**PROBLEM DESCRIPTION:**
The data below should be restated word for word, with every picture omitted.
[begin INFORMATION SUPPLIED]
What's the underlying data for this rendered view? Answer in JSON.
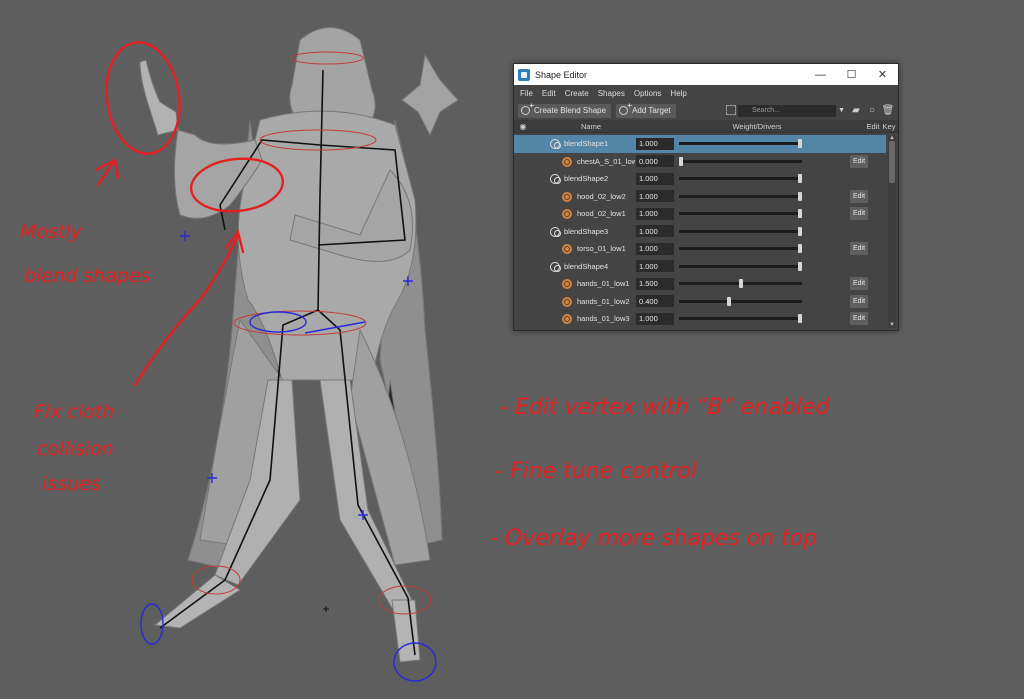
{
  "annotations": {
    "left_top": [
      "Mostly",
      "blend shapes"
    ],
    "left_mid": [
      "Fix cloth",
      "collision",
      "issues"
    ],
    "notes": [
      "- Edit vertex with “B” enabled",
      "- Fine tune control",
      "- Overlay more shapes on top"
    ],
    "color": "#e51f1f"
  },
  "shape_editor": {
    "title": "Shape Editor",
    "window_controls": [
      "—",
      "☐",
      "✕"
    ],
    "menu": [
      "File",
      "Edit",
      "Create",
      "Shapes",
      "Options",
      "Help"
    ],
    "toolbar": {
      "create_blend_shape": "Create Blend Shape",
      "add_target": "Add Target",
      "search_placeholder": "Search..."
    },
    "columns": {
      "name": "Name",
      "weight": "Weight/Drivers",
      "edit": "Edit",
      "key": "Key"
    },
    "rows": [
      {
        "type": "blendshape",
        "name": "blendShape1",
        "value": "1.000",
        "weight": 1.0,
        "edit": "",
        "selected": true
      },
      {
        "type": "target",
        "name": "chestA_S_01_low",
        "value": "0.000",
        "weight": 0.0,
        "edit": "Edit",
        "selected": false
      },
      {
        "type": "blendshape",
        "name": "blendShape2",
        "value": "1.000",
        "weight": 1.0,
        "edit": "",
        "selected": false
      },
      {
        "type": "target",
        "name": "hood_02_low2",
        "value": "1.000",
        "weight": 1.0,
        "edit": "Edit",
        "selected": false
      },
      {
        "type": "target",
        "name": "hood_02_low1",
        "value": "1.000",
        "weight": 1.0,
        "edit": "Edit",
        "selected": false
      },
      {
        "type": "blendshape",
        "name": "blendShape3",
        "value": "1.000",
        "weight": 1.0,
        "edit": "",
        "selected": false
      },
      {
        "type": "target",
        "name": "torso_01_low1",
        "value": "1.000",
        "weight": 1.0,
        "edit": "Edit",
        "selected": false
      },
      {
        "type": "blendshape",
        "name": "blendShape4",
        "value": "1.000",
        "weight": 1.0,
        "edit": "",
        "selected": false
      },
      {
        "type": "target",
        "name": "hands_01_low1",
        "value": "1.500",
        "weight": 0.5,
        "edit": "Edit",
        "selected": false
      },
      {
        "type": "target",
        "name": "hands_01_low2",
        "value": "0.400",
        "weight": 0.4,
        "edit": "Edit",
        "selected": false
      },
      {
        "type": "target",
        "name": "hands_01_low3",
        "value": "1.000",
        "weight": 1.0,
        "edit": "Edit",
        "selected": false
      }
    ]
  }
}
[end INFORMATION SUPPLIED]
**RESULT FOR THIS TASK:**
What's the underlying data for this rendered view? Answer in JSON.
{
  "annotations": {
    "left_top": [
      "Mostly",
      "blend shapes"
    ],
    "left_mid": [
      "Fix cloth",
      "collision",
      "issues"
    ],
    "notes": [
      "- Edit vertex with “B” enabled",
      "- Fine tune control",
      "- Overlay more shapes on top"
    ],
    "color": "#e51f1f"
  },
  "shape_editor": {
    "title": "Shape Editor",
    "window_controls": [
      "—",
      "☐",
      "✕"
    ],
    "menu": [
      "File",
      "Edit",
      "Create",
      "Shapes",
      "Options",
      "Help"
    ],
    "toolbar": {
      "create_blend_shape": "Create Blend Shape",
      "add_target": "Add Target",
      "search_placeholder": "Search..."
    },
    "columns": {
      "name": "Name",
      "weight": "Weight/Drivers",
      "edit": "Edit",
      "key": "Key"
    },
    "rows": [
      {
        "type": "blendshape",
        "name": "blendShape1",
        "value": "1.000",
        "weight": 1.0,
        "edit": "",
        "selected": true
      },
      {
        "type": "target",
        "name": "chestA_S_01_low",
        "value": "0.000",
        "weight": 0.0,
        "edit": "Edit",
        "selected": false
      },
      {
        "type": "blendshape",
        "name": "blendShape2",
        "value": "1.000",
        "weight": 1.0,
        "edit": "",
        "selected": false
      },
      {
        "type": "target",
        "name": "hood_02_low2",
        "value": "1.000",
        "weight": 1.0,
        "edit": "Edit",
        "selected": false
      },
      {
        "type": "target",
        "name": "hood_02_low1",
        "value": "1.000",
        "weight": 1.0,
        "edit": "Edit",
        "selected": false
      },
      {
        "type": "blendshape",
        "name": "blendShape3",
        "value": "1.000",
        "weight": 1.0,
        "edit": "",
        "selected": false
      },
      {
        "type": "target",
        "name": "torso_01_low1",
        "value": "1.000",
        "weight": 1.0,
        "edit": "Edit",
        "selected": false
      },
      {
        "type": "blendshape",
        "name": "blendShape4",
        "value": "1.000",
        "weight": 1.0,
        "edit": "",
        "selected": false
      },
      {
        "type": "target",
        "name": "hands_01_low1",
        "value": "1.500",
        "weight": 0.5,
        "edit": "Edit",
        "selected": false
      },
      {
        "type": "target",
        "name": "hands_01_low2",
        "value": "0.400",
        "weight": 0.4,
        "edit": "Edit",
        "selected": false
      },
      {
        "type": "target",
        "name": "hands_01_low3",
        "value": "1.000",
        "weight": 1.0,
        "edit": "Edit",
        "selected": false
      }
    ]
  }
}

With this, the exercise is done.